→ **Exercise description**: Search the listing below for the string "this" and copy every line where it occurs.

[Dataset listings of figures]
[start]

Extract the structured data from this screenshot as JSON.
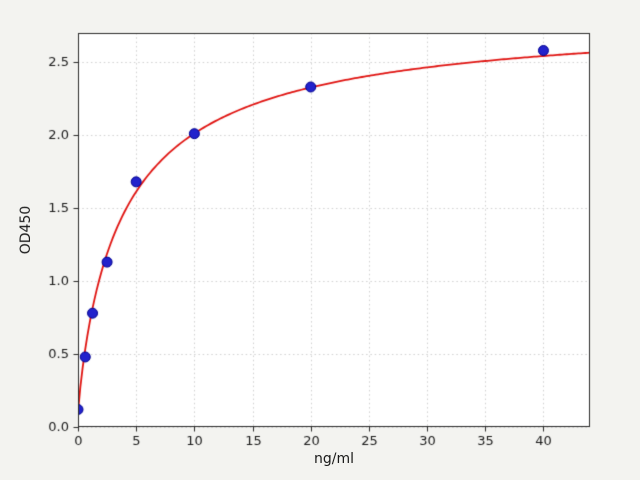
{
  "chart_data": {
    "type": "scatter",
    "title": "",
    "xlabel": "ng/ml",
    "ylabel": "OD450",
    "xlim": [
      0,
      44
    ],
    "ylim": [
      0,
      2.7
    ],
    "xticks": [
      0,
      5,
      10,
      15,
      20,
      25,
      30,
      35,
      40
    ],
    "yticks": [
      0,
      0.5,
      1,
      1.5,
      2,
      2.5
    ],
    "grid": true,
    "legend": false,
    "points": {
      "x": [
        0,
        0.625,
        1.25,
        2.5,
        5,
        10,
        20,
        40
      ],
      "y": [
        0.12,
        0.48,
        0.78,
        1.13,
        1.68,
        2.01,
        2.33,
        2.58
      ]
    },
    "fit_curve": {
      "model": "4PL",
      "params": {
        "a": 0.1,
        "b": 0.9,
        "c": 4.0,
        "d": 2.85
      },
      "x_range": [
        0,
        44
      ]
    },
    "colors": {
      "points": "#2222cc",
      "point_edge": "#000090",
      "curve": "#e01310",
      "grid": "#cccccc",
      "figure_bg": "#f3f3f0",
      "plot_bg": "#ffffff",
      "spine": "#2a2a2a",
      "text": "#1a1a1a"
    }
  }
}
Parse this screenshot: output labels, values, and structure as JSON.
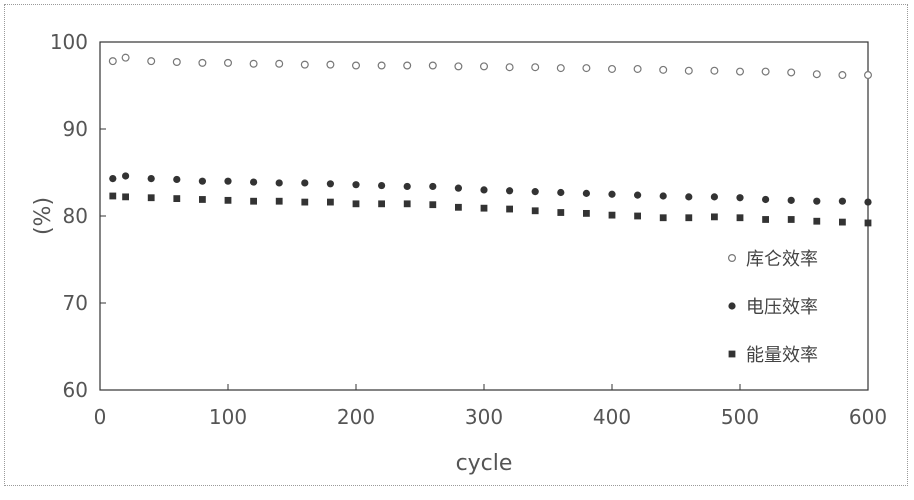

[end]

→ **The response**:
Extract the structured data from this screenshot as JSON.
Parse this screenshot: output labels, values, and structure as JSON.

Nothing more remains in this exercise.